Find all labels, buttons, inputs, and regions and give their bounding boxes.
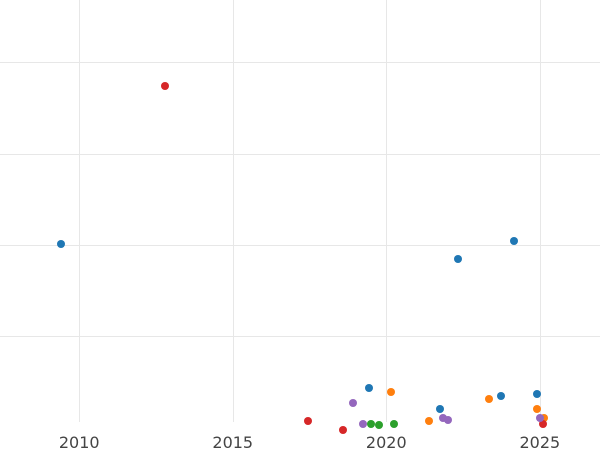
x-tick-label-2025: 2025 (519, 433, 561, 450)
data-point-red (161, 81, 170, 90)
data-point-purple (535, 413, 544, 422)
data-point-blue (365, 383, 374, 392)
x-tick-label-2020: 2020 (365, 433, 407, 450)
data-point-orange (425, 416, 434, 425)
data-point-purple (439, 414, 448, 422)
data-point-green (389, 420, 398, 429)
data-point-purple (359, 420, 368, 428)
data-point-red (303, 417, 312, 426)
x-tick-label-2015: 2015 (212, 433, 254, 450)
data-point-blue (497, 392, 506, 400)
x-tick-label-2010: 2010 (58, 433, 100, 450)
data-point-blue (436, 405, 445, 414)
vertical-gridline (232, 0, 234, 422)
data-point-orange (485, 395, 494, 404)
data-point-blue (454, 255, 463, 263)
data-point-blue (509, 237, 518, 245)
vertical-gridline (386, 0, 388, 422)
data-point-green (374, 421, 383, 429)
vertical-gridline (79, 0, 81, 422)
horizontal-gridline (0, 61, 600, 63)
data-point-orange (532, 404, 541, 413)
vertical-gridline (539, 0, 541, 422)
data-point-orange (386, 387, 395, 396)
horizontal-gridline (0, 245, 600, 246)
data-point-orange (540, 413, 549, 422)
data-point-blue (532, 390, 541, 398)
data-point-blue (56, 240, 65, 249)
horizontal-gridline (0, 335, 600, 337)
data-point-purple (348, 399, 357, 407)
data-point-green (366, 420, 375, 428)
data-point-red (339, 425, 348, 434)
data-point-red (538, 420, 547, 428)
horizontal-gridline (0, 153, 600, 155)
data-point-purple (443, 415, 452, 424)
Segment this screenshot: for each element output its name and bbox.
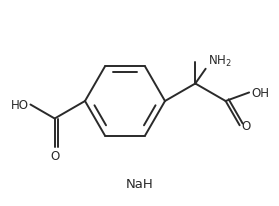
Text: NaH: NaH (126, 178, 154, 191)
Text: O: O (242, 119, 251, 132)
Text: OH: OH (251, 87, 269, 99)
Text: NH$_2$: NH$_2$ (208, 53, 232, 68)
Text: HO: HO (10, 98, 28, 111)
Text: O: O (50, 149, 59, 162)
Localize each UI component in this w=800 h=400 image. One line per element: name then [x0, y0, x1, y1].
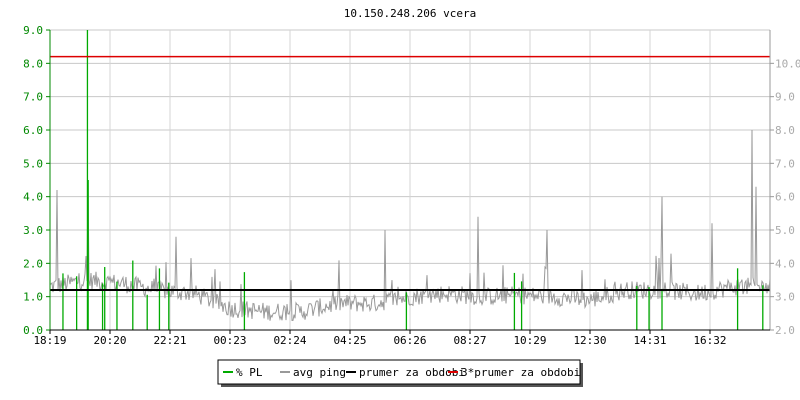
y-right-tick-label: 7.0: [775, 157, 795, 170]
legend-label: avg ping: [293, 366, 346, 379]
y-left-tick-label: 0.0: [23, 324, 43, 337]
y-right-tick-label: 10.0: [775, 57, 800, 70]
y-right-tick-label: 5.0: [775, 224, 795, 237]
y-left-tick-label: 2.0: [23, 257, 43, 270]
series-avg-ping: [49, 129, 771, 322]
y-right-tick-label: 4.0: [775, 257, 795, 270]
y-left-tick-label: 9.0: [23, 24, 43, 37]
y-left-tick-label: 5.0: [23, 157, 43, 170]
x-tick-label: 08:27: [453, 334, 486, 347]
y-right-tick-label: 6.0: [775, 191, 795, 204]
legend-label: 3*prumer za obdobi: [461, 366, 580, 379]
x-tick-label: 18:19: [33, 334, 66, 347]
y-left-tick-label: 8.0: [23, 57, 43, 70]
x-tick-label: 22:21: [153, 334, 186, 347]
axes: 0.0 1.0 2.0 3.0 4.0 5.0 6.0 7.0 8.0 9.0 2.0 3.0 4.0 5…: [23, 24, 800, 347]
y-right-tick-label: 9.0: [775, 91, 795, 104]
x-tick-label: 20:20: [93, 334, 126, 347]
x-tick-label: 14:31: [633, 334, 666, 347]
x-tick-label: 06:26: [393, 334, 426, 347]
x-tick-label: 00:23: [213, 334, 246, 347]
x-tick-label: 02:24: [273, 334, 306, 347]
y-left-tick-label: 4.0: [23, 191, 43, 204]
x-tick-label: 12:30: [573, 334, 606, 347]
grid: [50, 29, 770, 330]
legend-label: prumer za obdobi: [359, 366, 465, 379]
y-right-tick-label: 3.0: [775, 291, 795, 304]
chart-title: 10.150.248.206 vcera: [344, 7, 476, 20]
y-left-tick-label: 1.0: [23, 291, 43, 304]
x-tick-label: 04:25: [333, 334, 366, 347]
series-layer: [49, 30, 771, 330]
x-tick-label: 10:29: [513, 334, 546, 347]
legend-label: % PL: [236, 366, 263, 379]
y-left-tick-label: 7.0: [23, 91, 43, 104]
y-right-tick-label: 8.0: [775, 124, 795, 137]
y-left-tick-label: 3.0: [23, 224, 43, 237]
x-tick-label: 16:32: [693, 334, 726, 347]
y-right-tick-label: 2.0: [775, 324, 795, 337]
y-left-tick-label: 6.0: [23, 124, 43, 137]
legend-box: [217, 359, 581, 385]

Goal:
Report every line in the items above that contains the string "gridline". Treat uppercase and lowercase letters as different.

The output:
vertical-gridline (232, 0, 234, 422)
vertical-gridline (386, 0, 388, 422)
vertical-gridline (79, 0, 81, 422)
horizontal-gridline (0, 61, 600, 63)
vertical-gridline (539, 0, 541, 422)
horizontal-gridline (0, 245, 600, 246)
horizontal-gridline (0, 335, 600, 337)
horizontal-gridline (0, 153, 600, 155)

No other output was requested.